Task: Write out the listing below exactly, and omit any images you find in it.

— begin Data supplied —

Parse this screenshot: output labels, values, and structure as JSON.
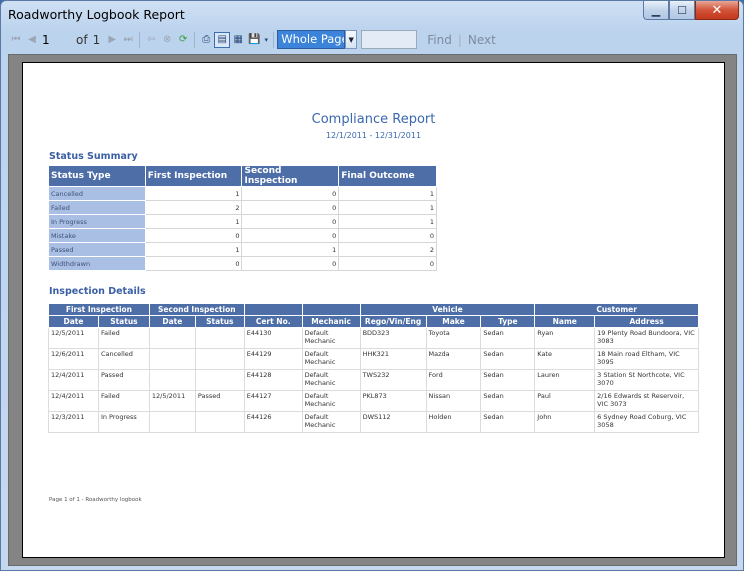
{
  "window": {
    "title": "Roadworthy Logbook Report"
  },
  "toolbar": {
    "page_current": "1",
    "page_of_label": "of",
    "page_total": "1",
    "zoom_value": "Whole Page",
    "find_label": "Find",
    "next_label": "Next"
  },
  "report": {
    "title": "Compliance Report",
    "range": "12/1/2011 - 12/31/2011",
    "summary_heading": "Status Summary",
    "summary_headers": [
      "Status Type",
      "First Inspection",
      "Second Inspection",
      "Final Outcome"
    ],
    "summary_rows": [
      [
        "Cancelled",
        "1",
        "0",
        "1"
      ],
      [
        "Failed",
        "2",
        "0",
        "1"
      ],
      [
        "In Progress",
        "1",
        "0",
        "1"
      ],
      [
        "Mistake",
        "0",
        "0",
        "0"
      ],
      [
        "Passed",
        "1",
        "1",
        "2"
      ],
      [
        "Widthdrawn",
        "0",
        "0",
        "0"
      ]
    ],
    "details_heading": "Inspection Details",
    "details_group_headers": {
      "first_inspection": "First Inspection",
      "second_inspection": "Second Inspection",
      "vehicle": "Vehicle",
      "customer": "Customer"
    },
    "details_headers": [
      "Date",
      "Status",
      "Date",
      "Status",
      "Cert No.",
      "Mechanic",
      "Rego/Vin/Eng",
      "Make",
      "Type",
      "Name",
      "Address"
    ],
    "details_rows": [
      [
        "12/5/2011",
        "Failed",
        "",
        "",
        "E44130",
        "Default Mechanic",
        "BDD323",
        "Toyota",
        "Sedan",
        "Ryan",
        "19 Plenty Road Bundoora, VIC 3083"
      ],
      [
        "12/6/2011",
        "Cancelled",
        "",
        "",
        "E44129",
        "Default Mechanic",
        "HHK321",
        "Mazda",
        "Sedan",
        "Kate",
        "18 Main road Eltham, VIC 3095"
      ],
      [
        "12/4/2011",
        "Passed",
        "",
        "",
        "E44128",
        "Default Mechanic",
        "TWS232",
        "Ford",
        "Sedan",
        "Lauren",
        "3 Station St Northcote, VIC 3070"
      ],
      [
        "12/4/2011",
        "Failed",
        "12/5/2011",
        "Passed",
        "E44127",
        "Default Mechanic",
        "PKL873",
        "Nissan",
        "Sedan",
        "Paul",
        "2/16 Edwards st Reservoir, VIC 3073"
      ],
      [
        "12/3/2011",
        "In Progress",
        "",
        "",
        "E44126",
        "Default Mechanic",
        "DWS112",
        "Holden",
        "Sedan",
        "John",
        "6 Sydney Road Coburg, VIC 3058"
      ]
    ],
    "footer": "Page 1 of 1 - Roadworthy logbook"
  }
}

— end Data supplied —

The output:
Parse this screenshot: output labels, values, and structure as JSON.
{
  "window": {
    "title": "Roadworthy Logbook Report"
  },
  "toolbar": {
    "page_current": "1",
    "page_of_label": "of",
    "page_total": "1",
    "zoom_value": "Whole Page",
    "find_label": "Find",
    "next_label": "Next"
  },
  "report": {
    "title": "Compliance Report",
    "range": "12/1/2011 - 12/31/2011",
    "summary_heading": "Status Summary",
    "summary_headers": [
      "Status Type",
      "First Inspection",
      "Second Inspection",
      "Final Outcome"
    ],
    "summary_rows": [
      [
        "Cancelled",
        "1",
        "0",
        "1"
      ],
      [
        "Failed",
        "2",
        "0",
        "1"
      ],
      [
        "In Progress",
        "1",
        "0",
        "1"
      ],
      [
        "Mistake",
        "0",
        "0",
        "0"
      ],
      [
        "Passed",
        "1",
        "1",
        "2"
      ],
      [
        "Widthdrawn",
        "0",
        "0",
        "0"
      ]
    ],
    "details_heading": "Inspection Details",
    "details_group_headers": {
      "first_inspection": "First Inspection",
      "second_inspection": "Second Inspection",
      "vehicle": "Vehicle",
      "customer": "Customer"
    },
    "details_headers": [
      "Date",
      "Status",
      "Date",
      "Status",
      "Cert No.",
      "Mechanic",
      "Rego/Vin/Eng",
      "Make",
      "Type",
      "Name",
      "Address"
    ],
    "details_rows": [
      [
        "12/5/2011",
        "Failed",
        "",
        "",
        "E44130",
        "Default Mechanic",
        "BDD323",
        "Toyota",
        "Sedan",
        "Ryan",
        "19 Plenty Road Bundoora, VIC 3083"
      ],
      [
        "12/6/2011",
        "Cancelled",
        "",
        "",
        "E44129",
        "Default Mechanic",
        "HHK321",
        "Mazda",
        "Sedan",
        "Kate",
        "18 Main road Eltham, VIC 3095"
      ],
      [
        "12/4/2011",
        "Passed",
        "",
        "",
        "E44128",
        "Default Mechanic",
        "TWS232",
        "Ford",
        "Sedan",
        "Lauren",
        "3 Station St Northcote, VIC 3070"
      ],
      [
        "12/4/2011",
        "Failed",
        "12/5/2011",
        "Passed",
        "E44127",
        "Default Mechanic",
        "PKL873",
        "Nissan",
        "Sedan",
        "Paul",
        "2/16 Edwards st Reservoir, VIC 3073"
      ],
      [
        "12/3/2011",
        "In Progress",
        "",
        "",
        "E44126",
        "Default Mechanic",
        "DWS112",
        "Holden",
        "Sedan",
        "John",
        "6 Sydney Road Coburg, VIC 3058"
      ]
    ],
    "footer": "Page 1 of 1 - Roadworthy logbook"
  }
}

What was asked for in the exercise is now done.